_Written problem_
Would you quote the material below in full and unchanged?

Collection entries
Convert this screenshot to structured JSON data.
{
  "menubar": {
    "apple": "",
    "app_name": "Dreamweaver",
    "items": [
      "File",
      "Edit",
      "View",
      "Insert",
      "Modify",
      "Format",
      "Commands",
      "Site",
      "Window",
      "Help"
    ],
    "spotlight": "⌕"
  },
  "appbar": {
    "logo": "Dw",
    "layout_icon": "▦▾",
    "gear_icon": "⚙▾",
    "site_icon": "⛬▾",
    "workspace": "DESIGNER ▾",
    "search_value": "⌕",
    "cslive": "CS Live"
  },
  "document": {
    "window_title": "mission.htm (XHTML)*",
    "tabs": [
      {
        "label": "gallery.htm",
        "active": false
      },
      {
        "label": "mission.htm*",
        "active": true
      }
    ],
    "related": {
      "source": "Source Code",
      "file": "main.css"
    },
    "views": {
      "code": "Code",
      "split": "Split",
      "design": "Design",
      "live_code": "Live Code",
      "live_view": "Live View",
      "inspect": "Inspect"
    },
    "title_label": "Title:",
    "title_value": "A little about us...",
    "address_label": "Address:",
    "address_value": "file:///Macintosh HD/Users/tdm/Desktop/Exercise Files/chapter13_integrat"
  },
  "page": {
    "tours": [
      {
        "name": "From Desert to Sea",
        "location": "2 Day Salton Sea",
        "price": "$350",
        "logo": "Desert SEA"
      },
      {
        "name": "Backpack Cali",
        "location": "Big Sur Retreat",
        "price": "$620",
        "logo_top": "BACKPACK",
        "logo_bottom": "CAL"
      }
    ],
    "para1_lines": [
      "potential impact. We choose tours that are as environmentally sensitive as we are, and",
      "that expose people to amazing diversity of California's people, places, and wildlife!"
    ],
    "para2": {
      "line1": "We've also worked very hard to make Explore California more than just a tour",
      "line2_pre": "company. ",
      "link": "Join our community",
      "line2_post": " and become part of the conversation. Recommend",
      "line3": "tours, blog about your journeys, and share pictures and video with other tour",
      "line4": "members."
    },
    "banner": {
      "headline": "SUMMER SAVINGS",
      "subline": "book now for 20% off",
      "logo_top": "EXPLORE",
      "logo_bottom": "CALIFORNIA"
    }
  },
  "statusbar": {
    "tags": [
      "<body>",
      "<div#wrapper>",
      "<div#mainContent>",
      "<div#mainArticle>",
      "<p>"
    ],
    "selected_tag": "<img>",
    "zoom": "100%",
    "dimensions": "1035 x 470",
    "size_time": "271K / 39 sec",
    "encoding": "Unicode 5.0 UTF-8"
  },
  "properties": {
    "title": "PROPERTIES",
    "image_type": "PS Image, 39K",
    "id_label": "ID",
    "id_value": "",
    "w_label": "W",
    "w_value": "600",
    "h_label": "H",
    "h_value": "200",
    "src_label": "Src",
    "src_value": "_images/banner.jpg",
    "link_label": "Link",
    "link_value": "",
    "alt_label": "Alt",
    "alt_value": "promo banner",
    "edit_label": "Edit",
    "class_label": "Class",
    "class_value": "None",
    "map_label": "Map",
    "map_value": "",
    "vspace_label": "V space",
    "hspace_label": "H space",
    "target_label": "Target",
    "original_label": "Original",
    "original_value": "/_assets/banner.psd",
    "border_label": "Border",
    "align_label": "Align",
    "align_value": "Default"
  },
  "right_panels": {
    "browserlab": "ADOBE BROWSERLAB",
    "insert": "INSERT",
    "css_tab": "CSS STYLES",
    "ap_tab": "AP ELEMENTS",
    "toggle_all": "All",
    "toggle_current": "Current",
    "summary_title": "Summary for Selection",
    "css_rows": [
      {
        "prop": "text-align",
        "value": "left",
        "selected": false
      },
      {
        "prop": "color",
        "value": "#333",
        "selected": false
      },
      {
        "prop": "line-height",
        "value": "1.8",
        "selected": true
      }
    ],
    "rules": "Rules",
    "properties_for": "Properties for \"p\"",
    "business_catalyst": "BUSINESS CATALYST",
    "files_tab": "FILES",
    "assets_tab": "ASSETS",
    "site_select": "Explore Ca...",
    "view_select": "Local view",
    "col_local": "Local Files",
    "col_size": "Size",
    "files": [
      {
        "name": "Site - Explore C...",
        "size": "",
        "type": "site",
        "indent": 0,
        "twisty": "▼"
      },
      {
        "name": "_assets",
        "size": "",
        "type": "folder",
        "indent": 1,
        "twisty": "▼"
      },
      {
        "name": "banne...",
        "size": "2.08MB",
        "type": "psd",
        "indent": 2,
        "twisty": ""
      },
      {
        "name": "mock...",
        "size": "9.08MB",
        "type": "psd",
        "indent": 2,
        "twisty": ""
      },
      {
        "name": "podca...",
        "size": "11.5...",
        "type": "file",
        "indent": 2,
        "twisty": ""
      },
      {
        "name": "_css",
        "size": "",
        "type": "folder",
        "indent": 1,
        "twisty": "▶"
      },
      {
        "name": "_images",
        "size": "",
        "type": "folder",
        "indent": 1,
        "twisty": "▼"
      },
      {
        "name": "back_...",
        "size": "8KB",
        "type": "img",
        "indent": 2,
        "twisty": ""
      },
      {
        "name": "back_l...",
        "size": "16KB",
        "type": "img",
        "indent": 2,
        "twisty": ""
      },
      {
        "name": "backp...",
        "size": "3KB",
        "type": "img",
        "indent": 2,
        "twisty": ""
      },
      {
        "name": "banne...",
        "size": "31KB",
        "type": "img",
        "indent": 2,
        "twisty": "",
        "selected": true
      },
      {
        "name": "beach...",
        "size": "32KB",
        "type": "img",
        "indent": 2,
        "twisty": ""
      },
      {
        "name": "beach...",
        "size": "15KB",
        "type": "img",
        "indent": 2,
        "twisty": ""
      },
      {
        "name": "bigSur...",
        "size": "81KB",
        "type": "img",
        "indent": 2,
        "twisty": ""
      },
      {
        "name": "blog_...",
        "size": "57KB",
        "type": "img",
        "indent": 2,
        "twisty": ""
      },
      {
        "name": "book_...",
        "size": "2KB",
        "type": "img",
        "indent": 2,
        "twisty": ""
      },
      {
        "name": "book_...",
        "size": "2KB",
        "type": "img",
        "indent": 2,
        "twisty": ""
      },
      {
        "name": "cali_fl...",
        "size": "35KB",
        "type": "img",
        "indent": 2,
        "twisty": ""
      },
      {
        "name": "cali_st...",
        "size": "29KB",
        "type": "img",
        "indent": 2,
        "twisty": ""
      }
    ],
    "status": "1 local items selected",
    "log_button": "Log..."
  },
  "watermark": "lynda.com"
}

_Solution_
Convert this screenshot to structured JSON data.
{
  "menubar": {
    "apple": "",
    "app_name": "Dreamweaver",
    "items": [
      "File",
      "Edit",
      "View",
      "Insert",
      "Modify",
      "Format",
      "Commands",
      "Site",
      "Window",
      "Help"
    ],
    "spotlight": "⌕"
  },
  "appbar": {
    "logo": "Dw",
    "layout_icon": "▦▾",
    "gear_icon": "⚙▾",
    "site_icon": "⛬▾",
    "workspace": "DESIGNER ▾",
    "search_value": "⌕",
    "cslive": "CS Live"
  },
  "document": {
    "window_title": "mission.htm (XHTML)*",
    "tabs": [
      {
        "label": "gallery.htm",
        "active": false
      },
      {
        "label": "mission.htm*",
        "active": true
      }
    ],
    "related": {
      "source": "Source Code",
      "file": "main.css"
    },
    "views": {
      "code": "Code",
      "split": "Split",
      "design": "Design",
      "live_code": "Live Code",
      "live_view": "Live View",
      "inspect": "Inspect"
    },
    "title_label": "Title:",
    "title_value": "A little about us...",
    "address_label": "Address:",
    "address_value": "file:///Macintosh HD/Users/tdm/Desktop/Exercise Files/chapter13_integrat"
  },
  "page": {
    "tours": [
      {
        "name": "From Desert to Sea",
        "location": "2 Day Salton Sea",
        "price": "$350",
        "logo": "Desert SEA"
      },
      {
        "name": "Backpack Cali",
        "location": "Big Sur Retreat",
        "price": "$620",
        "logo_top": "BACKPACK",
        "logo_bottom": "CAL"
      }
    ],
    "para1_lines": [
      "potential impact. We choose tours that are as environmentally sensitive as we are, and",
      "that expose people to amazing diversity of California's people, places, and wildlife!"
    ],
    "para2": {
      "line1": "We've also worked very hard to make Explore California more than just a tour",
      "line2_pre": "company. ",
      "link": "Join our community",
      "line2_post": " and become part of the conversation. Recommend",
      "line3": "tours, blog about your journeys, and share pictures and video with other tour",
      "line4": "members."
    },
    "banner": {
      "headline": "SUMMER SAVINGS",
      "subline": "book now for 20% off",
      "logo_top": "EXPLORE",
      "logo_bottom": "CALIFORNIA"
    }
  },
  "statusbar": {
    "tags": [
      "<body>",
      "<div#wrapper>",
      "<div#mainContent>",
      "<div#mainArticle>",
      "<p>"
    ],
    "selected_tag": "<img>",
    "zoom": "100%",
    "dimensions": "1035 x 470",
    "size_time": "271K / 39 sec",
    "encoding": "Unicode 5.0 UTF-8"
  },
  "properties": {
    "title": "PROPERTIES",
    "image_type": "PS Image, 39K",
    "id_label": "ID",
    "id_value": "",
    "w_label": "W",
    "w_value": "600",
    "h_label": "H",
    "h_value": "200",
    "src_label": "Src",
    "src_value": "_images/banner.jpg",
    "link_label": "Link",
    "link_value": "",
    "alt_label": "Alt",
    "alt_value": "promo banner",
    "edit_label": "Edit",
    "class_label": "Class",
    "class_value": "None",
    "map_label": "Map",
    "map_value": "",
    "vspace_label": "V space",
    "hspace_label": "H space",
    "target_label": "Target",
    "original_label": "Original",
    "original_value": "/_assets/banner.psd",
    "border_label": "Border",
    "align_label": "Align",
    "align_value": "Default"
  },
  "right_panels": {
    "browserlab": "ADOBE BROWSERLAB",
    "insert": "INSERT",
    "css_tab": "CSS STYLES",
    "ap_tab": "AP ELEMENTS",
    "toggle_all": "All",
    "toggle_current": "Current",
    "summary_title": "Summary for Selection",
    "css_rows": [
      {
        "prop": "text-align",
        "value": "left",
        "selected": false
      },
      {
        "prop": "color",
        "value": "#333",
        "selected": false
      },
      {
        "prop": "line-height",
        "value": "1.8",
        "selected": true
      }
    ],
    "rules": "Rules",
    "properties_for": "Properties for \"p\"",
    "business_catalyst": "BUSINESS CATALYST",
    "files_tab": "FILES",
    "assets_tab": "ASSETS",
    "site_select": "Explore Ca...",
    "view_select": "Local view",
    "col_local": "Local Files",
    "col_size": "Size",
    "files": [
      {
        "name": "Site - Explore C...",
        "size": "",
        "type": "site",
        "indent": 0,
        "twisty": "▼"
      },
      {
        "name": "_assets",
        "size": "",
        "type": "folder",
        "indent": 1,
        "twisty": "▼"
      },
      {
        "name": "banne...",
        "size": "2.08MB",
        "type": "psd",
        "indent": 2,
        "twisty": ""
      },
      {
        "name": "mock...",
        "size": "9.08MB",
        "type": "psd",
        "indent": 2,
        "twisty": ""
      },
      {
        "name": "podca...",
        "size": "11.5...",
        "type": "file",
        "indent": 2,
        "twisty": ""
      },
      {
        "name": "_css",
        "size": "",
        "type": "folder",
        "indent": 1,
        "twisty": "▶"
      },
      {
        "name": "_images",
        "size": "",
        "type": "folder",
        "indent": 1,
        "twisty": "▼"
      },
      {
        "name": "back_...",
        "size": "8KB",
        "type": "img",
        "indent": 2,
        "twisty": ""
      },
      {
        "name": "back_l...",
        "size": "16KB",
        "type": "img",
        "indent": 2,
        "twisty": ""
      },
      {
        "name": "backp...",
        "size": "3KB",
        "type": "img",
        "indent": 2,
        "twisty": ""
      },
      {
        "name": "banne...",
        "size": "31KB",
        "type": "img",
        "indent": 2,
        "twisty": "",
        "selected": true
      },
      {
        "name": "beach...",
        "size": "32KB",
        "type": "img",
        "indent": 2,
        "twisty": ""
      },
      {
        "name": "beach...",
        "size": "15KB",
        "type": "img",
        "indent": 2,
        "twisty": ""
      },
      {
        "name": "bigSur...",
        "size": "81KB",
        "type": "img",
        "indent": 2,
        "twisty": ""
      },
      {
        "name": "blog_...",
        "size": "57KB",
        "type": "img",
        "indent": 2,
        "twisty": ""
      },
      {
        "name": "book_...",
        "size": "2KB",
        "type": "img",
        "indent": 2,
        "twisty": ""
      },
      {
        "name": "book_...",
        "size": "2KB",
        "type": "img",
        "indent": 2,
        "twisty": ""
      },
      {
        "name": "cali_fl...",
        "size": "35KB",
        "type": "img",
        "indent": 2,
        "twisty": ""
      },
      {
        "name": "cali_st...",
        "size": "29KB",
        "type": "img",
        "indent": 2,
        "twisty": ""
      }
    ],
    "status": "1 local items selected",
    "log_button": "Log..."
  },
  "watermark": "lynda.com"
}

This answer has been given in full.